### Parts of the exercise
**a)** Reproduce the Gha’agsheklah passage word for word from "Astrological and Planetary" to "a crushing weight.".
**b)** In the Gha’agsheklah passage, which planet rules Chesed?

[Selected excerpt start]

Position on the Tree of Life

Gha’agsheklah occupies the fourth position on the Qliphothic Tree, directly opposite Chesed (“Mercy”) on the divine side. Where Chesed is the sphere of loving‑kindness, grace, and expansion, Gha’agsheklah manifests as its demonic reflection: a force of unrestrained, crushing “mercy” that overwhelms rather than sustains. In the system of the Kabbalistic Qliphoth, each Sephirah has a corresponding “shell” (qelipah) that embodies the same energy in its most unbalanced, destructive form.

Astrological and Planetary Correspondence

Chesed is ruled by Jupiter, the planet of benevolence, growth, and authority. In the Qliphoth, Gha’agsheklah takes on the Jupiterian archetype in its shadow aspect: tyranny disguised as generosity, oppression masked as protection, and the smothering abundance that leads to stagnation. This is the “Jupiter of the Shells”—a force that grants power only to enslave, and whose “mercy” is a crushing weight.

[Selected excerpt end]
[Record set start]

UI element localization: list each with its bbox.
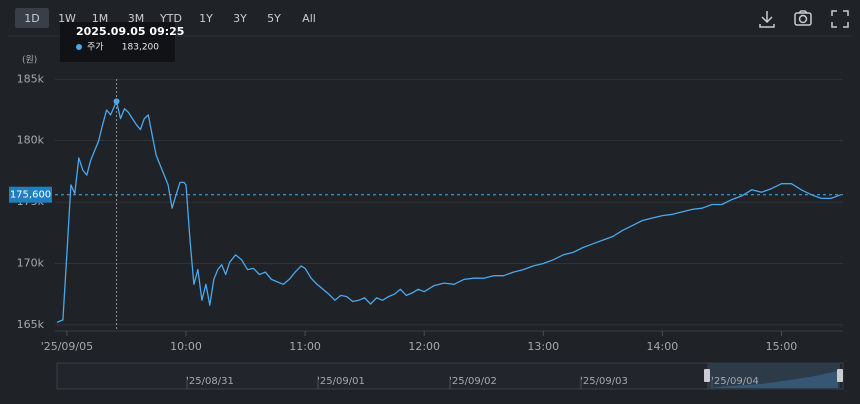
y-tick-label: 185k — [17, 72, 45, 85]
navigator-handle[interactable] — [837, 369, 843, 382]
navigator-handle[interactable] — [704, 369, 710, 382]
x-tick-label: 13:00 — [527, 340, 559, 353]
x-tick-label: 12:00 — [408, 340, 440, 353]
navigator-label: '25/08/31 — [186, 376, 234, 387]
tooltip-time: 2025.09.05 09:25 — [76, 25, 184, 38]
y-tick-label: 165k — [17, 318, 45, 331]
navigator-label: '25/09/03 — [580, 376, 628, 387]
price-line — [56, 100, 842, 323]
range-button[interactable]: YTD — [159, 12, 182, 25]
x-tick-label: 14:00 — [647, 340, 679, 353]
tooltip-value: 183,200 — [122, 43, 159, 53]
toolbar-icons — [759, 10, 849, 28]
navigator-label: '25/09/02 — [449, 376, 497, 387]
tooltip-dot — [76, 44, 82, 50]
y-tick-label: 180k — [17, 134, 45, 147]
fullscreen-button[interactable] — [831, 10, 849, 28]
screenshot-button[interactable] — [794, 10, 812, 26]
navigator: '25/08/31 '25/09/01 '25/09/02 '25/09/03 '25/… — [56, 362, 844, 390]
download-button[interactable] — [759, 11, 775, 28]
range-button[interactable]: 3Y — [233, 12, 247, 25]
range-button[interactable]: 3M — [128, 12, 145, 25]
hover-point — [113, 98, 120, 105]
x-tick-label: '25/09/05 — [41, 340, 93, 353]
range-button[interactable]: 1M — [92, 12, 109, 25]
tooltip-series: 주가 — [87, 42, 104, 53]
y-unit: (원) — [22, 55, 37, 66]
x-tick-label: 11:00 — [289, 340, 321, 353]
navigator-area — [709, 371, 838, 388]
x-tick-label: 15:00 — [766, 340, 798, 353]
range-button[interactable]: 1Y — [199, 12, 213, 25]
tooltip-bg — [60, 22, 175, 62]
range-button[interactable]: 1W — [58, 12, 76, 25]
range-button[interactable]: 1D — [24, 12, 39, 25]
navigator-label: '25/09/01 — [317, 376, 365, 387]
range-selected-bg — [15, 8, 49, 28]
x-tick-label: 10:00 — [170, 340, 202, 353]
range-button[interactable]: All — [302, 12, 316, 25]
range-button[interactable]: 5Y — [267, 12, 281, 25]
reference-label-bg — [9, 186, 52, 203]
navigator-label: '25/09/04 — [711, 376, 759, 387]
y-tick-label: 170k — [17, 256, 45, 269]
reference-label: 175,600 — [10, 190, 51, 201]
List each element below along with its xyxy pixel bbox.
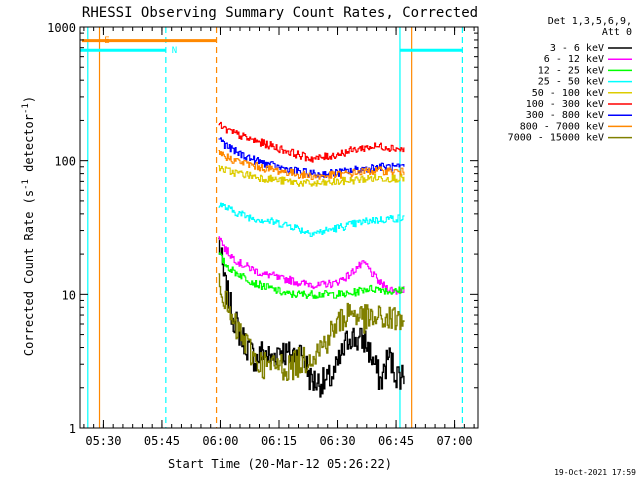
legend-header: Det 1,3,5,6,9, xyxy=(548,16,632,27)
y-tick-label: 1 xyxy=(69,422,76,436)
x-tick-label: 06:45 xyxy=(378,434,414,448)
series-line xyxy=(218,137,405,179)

[Record set end]

### Task-by-task solutions
**a)**
Astrological and Planetary Correspondence

Chesed is ruled by Jupiter, the planet of benevolence, growth, and authority. In the Qliphoth, Gha’agsheklah takes on the Jupiterian archetype in its shadow aspect: tyranny disguised as generosity, oppression masked as protection, and the smothering abundance that leads to stagnation. This is the “Jupiter of the Shells”—a force that grants power only to enslave, and whose “mercy” is a crushing weight.

**b)** Jupiter